- Description of the task -
What is the number of lines in the entries below that include the word "following"? Provide the number only.

- Input records -
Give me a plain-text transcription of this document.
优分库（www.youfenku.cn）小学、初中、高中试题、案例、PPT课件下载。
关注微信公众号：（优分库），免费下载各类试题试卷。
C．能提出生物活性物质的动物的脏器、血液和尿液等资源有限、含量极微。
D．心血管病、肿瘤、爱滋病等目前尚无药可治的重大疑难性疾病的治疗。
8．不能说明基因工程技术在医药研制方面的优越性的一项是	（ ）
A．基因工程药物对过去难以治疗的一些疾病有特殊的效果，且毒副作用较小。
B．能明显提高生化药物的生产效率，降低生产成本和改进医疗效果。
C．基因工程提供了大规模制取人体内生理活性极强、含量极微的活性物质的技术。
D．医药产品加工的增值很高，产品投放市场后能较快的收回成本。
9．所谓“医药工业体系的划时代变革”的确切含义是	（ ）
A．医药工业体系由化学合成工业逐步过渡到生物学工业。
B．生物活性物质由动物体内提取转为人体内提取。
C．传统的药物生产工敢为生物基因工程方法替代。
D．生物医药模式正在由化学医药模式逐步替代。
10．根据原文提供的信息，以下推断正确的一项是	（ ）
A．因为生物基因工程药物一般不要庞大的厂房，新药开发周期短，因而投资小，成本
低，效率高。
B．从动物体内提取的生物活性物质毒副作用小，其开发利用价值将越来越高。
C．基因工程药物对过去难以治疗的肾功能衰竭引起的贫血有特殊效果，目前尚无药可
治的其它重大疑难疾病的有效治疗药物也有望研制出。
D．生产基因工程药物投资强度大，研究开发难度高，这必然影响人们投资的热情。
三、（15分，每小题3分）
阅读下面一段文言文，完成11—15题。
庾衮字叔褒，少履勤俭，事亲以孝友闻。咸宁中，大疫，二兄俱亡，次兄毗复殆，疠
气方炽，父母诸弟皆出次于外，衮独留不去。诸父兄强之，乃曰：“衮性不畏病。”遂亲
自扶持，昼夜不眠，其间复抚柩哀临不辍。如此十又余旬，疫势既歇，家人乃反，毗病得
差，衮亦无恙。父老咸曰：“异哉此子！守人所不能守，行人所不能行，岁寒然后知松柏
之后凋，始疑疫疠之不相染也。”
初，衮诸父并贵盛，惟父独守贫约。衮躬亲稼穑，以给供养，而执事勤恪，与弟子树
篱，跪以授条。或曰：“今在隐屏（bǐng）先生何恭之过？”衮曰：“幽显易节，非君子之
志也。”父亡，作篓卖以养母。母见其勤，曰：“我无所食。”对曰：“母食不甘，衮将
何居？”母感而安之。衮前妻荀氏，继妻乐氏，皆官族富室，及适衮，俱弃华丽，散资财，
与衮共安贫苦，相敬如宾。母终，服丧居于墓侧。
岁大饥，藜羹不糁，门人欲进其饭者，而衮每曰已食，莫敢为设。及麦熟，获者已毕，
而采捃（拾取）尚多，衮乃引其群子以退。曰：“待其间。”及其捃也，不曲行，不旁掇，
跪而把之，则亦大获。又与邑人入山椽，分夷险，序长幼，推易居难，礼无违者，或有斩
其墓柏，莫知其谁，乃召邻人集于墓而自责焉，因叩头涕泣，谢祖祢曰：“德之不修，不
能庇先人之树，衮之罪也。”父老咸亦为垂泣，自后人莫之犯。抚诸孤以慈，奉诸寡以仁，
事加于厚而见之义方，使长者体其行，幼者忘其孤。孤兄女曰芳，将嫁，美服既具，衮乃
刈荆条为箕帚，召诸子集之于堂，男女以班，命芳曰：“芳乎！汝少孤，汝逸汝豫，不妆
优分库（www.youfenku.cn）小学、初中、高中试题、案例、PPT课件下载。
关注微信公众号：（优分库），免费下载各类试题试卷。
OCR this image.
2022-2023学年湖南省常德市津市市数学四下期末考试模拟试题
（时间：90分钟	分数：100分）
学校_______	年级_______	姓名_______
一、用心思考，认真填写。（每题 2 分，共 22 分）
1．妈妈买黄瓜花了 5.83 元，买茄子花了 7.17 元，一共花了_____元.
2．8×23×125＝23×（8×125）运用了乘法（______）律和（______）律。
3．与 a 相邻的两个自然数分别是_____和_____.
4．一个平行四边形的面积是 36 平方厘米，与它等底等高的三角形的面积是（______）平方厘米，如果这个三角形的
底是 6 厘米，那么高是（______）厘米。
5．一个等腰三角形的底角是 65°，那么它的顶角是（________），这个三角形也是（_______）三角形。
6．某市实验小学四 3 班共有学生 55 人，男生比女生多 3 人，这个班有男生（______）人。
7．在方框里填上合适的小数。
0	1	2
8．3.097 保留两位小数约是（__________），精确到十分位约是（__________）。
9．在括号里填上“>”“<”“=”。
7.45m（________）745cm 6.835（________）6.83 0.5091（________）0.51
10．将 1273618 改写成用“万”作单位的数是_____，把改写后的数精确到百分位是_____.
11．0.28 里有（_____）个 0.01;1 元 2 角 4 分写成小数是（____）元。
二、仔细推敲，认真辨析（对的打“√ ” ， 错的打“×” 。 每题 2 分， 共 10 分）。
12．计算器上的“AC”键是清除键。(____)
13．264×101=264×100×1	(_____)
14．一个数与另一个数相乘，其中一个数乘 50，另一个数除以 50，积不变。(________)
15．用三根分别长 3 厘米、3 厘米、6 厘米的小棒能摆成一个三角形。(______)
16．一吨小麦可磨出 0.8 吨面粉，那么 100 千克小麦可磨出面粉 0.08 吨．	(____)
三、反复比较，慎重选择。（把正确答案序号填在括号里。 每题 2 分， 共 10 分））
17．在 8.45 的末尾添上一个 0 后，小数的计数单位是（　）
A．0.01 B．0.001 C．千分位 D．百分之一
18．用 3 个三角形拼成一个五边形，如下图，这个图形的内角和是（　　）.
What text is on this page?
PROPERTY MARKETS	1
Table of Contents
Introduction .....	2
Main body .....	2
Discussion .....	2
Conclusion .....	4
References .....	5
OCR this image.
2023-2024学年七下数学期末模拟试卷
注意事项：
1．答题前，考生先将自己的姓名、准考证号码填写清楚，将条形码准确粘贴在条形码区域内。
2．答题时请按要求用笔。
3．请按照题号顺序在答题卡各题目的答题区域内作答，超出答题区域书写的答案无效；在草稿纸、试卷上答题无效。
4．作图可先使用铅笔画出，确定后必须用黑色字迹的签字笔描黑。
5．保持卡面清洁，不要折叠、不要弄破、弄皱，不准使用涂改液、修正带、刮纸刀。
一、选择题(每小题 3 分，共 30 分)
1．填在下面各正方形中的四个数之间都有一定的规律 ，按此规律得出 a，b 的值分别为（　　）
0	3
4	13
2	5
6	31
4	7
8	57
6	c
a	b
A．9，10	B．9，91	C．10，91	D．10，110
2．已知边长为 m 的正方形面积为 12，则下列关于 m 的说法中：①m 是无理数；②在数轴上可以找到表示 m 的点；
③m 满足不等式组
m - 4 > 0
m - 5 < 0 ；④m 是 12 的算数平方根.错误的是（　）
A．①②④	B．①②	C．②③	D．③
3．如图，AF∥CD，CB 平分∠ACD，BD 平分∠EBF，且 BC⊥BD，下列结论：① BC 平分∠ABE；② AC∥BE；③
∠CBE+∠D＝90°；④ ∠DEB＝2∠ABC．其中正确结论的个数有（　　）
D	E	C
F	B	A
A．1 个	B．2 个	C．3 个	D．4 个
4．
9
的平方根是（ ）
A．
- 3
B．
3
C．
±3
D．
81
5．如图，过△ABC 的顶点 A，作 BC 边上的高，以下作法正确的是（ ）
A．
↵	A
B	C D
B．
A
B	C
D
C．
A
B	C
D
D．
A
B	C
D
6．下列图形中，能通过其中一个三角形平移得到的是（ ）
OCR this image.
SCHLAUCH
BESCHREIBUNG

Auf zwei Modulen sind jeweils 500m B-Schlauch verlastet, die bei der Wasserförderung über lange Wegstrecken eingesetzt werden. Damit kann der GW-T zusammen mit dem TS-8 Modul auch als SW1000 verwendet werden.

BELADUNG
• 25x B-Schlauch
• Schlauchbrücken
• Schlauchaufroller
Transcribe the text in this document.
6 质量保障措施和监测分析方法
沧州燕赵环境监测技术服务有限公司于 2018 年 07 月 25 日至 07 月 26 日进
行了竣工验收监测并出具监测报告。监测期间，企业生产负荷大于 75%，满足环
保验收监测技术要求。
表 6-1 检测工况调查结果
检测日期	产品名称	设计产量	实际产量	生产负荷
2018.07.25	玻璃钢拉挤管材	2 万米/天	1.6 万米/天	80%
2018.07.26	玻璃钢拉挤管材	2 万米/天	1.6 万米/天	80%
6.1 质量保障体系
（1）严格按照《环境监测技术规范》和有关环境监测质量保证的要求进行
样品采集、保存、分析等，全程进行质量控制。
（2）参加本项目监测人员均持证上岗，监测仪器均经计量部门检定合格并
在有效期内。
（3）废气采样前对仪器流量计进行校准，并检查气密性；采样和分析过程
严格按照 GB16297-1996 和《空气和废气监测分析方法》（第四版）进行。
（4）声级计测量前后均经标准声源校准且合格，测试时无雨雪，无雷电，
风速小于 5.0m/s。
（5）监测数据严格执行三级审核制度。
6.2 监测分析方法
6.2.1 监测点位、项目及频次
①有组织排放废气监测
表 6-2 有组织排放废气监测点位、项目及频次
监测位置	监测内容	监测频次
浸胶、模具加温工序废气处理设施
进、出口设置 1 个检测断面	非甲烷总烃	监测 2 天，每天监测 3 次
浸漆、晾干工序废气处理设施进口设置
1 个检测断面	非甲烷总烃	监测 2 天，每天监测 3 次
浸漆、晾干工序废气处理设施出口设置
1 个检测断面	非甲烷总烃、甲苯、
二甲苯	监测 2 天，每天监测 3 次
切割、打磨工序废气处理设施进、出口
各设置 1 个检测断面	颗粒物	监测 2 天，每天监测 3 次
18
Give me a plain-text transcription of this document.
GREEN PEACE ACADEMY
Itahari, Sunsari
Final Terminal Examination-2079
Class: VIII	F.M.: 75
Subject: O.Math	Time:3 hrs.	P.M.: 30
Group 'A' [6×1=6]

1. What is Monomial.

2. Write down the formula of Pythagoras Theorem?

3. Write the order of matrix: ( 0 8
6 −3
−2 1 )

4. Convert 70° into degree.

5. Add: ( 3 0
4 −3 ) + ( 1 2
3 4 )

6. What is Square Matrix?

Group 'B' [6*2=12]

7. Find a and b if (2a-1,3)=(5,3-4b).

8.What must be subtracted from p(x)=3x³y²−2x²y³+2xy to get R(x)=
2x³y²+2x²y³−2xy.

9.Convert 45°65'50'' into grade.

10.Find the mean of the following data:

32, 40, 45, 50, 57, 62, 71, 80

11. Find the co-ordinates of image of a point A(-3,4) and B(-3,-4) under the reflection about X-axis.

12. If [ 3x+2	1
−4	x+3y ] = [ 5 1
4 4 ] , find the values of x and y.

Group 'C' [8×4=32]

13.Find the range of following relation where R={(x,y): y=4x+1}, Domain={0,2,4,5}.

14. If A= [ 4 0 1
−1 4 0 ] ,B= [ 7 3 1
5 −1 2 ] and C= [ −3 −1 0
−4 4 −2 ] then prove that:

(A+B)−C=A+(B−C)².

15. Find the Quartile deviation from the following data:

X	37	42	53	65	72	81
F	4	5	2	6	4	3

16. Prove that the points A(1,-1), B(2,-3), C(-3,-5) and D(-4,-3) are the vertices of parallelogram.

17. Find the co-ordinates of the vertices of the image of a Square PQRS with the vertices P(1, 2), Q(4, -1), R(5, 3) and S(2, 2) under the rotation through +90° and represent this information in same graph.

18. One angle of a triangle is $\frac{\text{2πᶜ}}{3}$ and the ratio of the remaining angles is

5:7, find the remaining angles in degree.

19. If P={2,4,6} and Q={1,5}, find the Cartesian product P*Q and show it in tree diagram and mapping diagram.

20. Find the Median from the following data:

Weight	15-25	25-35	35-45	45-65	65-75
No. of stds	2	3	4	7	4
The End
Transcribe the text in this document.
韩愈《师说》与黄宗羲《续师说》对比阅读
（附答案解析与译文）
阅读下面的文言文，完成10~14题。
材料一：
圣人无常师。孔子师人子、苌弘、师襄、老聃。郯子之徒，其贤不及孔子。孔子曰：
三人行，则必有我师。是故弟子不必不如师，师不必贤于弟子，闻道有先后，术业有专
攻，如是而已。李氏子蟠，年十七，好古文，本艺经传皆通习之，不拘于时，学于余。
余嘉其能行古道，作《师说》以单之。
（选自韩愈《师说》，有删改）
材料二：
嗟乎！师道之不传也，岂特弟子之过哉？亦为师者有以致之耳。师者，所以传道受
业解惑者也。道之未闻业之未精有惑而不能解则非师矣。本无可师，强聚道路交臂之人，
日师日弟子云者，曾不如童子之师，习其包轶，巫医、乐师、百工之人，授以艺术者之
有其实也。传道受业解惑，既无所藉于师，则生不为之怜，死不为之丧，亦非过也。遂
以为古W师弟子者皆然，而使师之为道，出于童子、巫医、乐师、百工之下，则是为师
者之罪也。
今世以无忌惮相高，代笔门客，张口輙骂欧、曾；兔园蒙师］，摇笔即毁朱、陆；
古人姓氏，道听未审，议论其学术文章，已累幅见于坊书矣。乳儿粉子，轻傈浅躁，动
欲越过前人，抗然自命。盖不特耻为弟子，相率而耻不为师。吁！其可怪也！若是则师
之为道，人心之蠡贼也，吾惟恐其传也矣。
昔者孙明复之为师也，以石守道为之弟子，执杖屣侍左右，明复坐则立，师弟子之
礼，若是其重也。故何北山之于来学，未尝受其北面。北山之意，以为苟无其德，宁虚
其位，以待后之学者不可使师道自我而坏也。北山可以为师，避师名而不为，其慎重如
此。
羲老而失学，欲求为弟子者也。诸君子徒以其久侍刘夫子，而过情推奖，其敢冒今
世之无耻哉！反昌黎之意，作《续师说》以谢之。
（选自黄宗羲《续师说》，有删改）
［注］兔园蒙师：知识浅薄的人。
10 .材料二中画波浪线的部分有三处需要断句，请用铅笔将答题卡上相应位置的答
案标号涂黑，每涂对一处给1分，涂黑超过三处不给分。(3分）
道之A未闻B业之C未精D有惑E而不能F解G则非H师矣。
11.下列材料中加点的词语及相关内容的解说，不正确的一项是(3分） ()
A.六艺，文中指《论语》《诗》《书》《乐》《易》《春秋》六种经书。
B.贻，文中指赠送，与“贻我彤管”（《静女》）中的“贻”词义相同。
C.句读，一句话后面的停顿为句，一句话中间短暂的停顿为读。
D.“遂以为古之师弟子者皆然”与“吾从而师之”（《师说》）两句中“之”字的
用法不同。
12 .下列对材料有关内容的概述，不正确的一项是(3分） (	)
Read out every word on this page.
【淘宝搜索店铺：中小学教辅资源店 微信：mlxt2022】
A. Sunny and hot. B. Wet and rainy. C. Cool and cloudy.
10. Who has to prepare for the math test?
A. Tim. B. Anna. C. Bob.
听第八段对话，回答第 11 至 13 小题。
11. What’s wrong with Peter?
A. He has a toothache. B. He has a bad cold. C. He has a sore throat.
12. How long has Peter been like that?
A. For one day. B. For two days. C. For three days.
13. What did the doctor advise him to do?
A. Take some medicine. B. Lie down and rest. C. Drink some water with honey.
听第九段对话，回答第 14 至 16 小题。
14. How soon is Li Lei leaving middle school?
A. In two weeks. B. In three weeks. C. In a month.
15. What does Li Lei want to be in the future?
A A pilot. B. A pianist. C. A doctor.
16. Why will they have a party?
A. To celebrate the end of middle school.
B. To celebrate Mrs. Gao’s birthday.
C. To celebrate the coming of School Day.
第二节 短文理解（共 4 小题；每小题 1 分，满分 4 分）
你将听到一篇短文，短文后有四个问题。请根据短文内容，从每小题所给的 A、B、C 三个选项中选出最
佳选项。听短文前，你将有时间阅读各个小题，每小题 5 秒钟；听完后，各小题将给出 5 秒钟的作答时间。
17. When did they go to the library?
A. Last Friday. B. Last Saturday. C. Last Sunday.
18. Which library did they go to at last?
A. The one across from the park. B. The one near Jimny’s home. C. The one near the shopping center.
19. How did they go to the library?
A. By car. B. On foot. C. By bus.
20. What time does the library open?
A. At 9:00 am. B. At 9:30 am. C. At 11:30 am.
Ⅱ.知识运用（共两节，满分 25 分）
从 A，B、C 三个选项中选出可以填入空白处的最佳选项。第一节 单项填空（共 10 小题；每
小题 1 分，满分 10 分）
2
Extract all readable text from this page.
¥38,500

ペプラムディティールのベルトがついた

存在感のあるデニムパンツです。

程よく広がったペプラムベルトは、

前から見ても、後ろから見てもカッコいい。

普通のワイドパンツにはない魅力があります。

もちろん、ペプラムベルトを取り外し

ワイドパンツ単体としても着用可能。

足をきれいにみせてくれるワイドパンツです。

- Response to the exercise -
4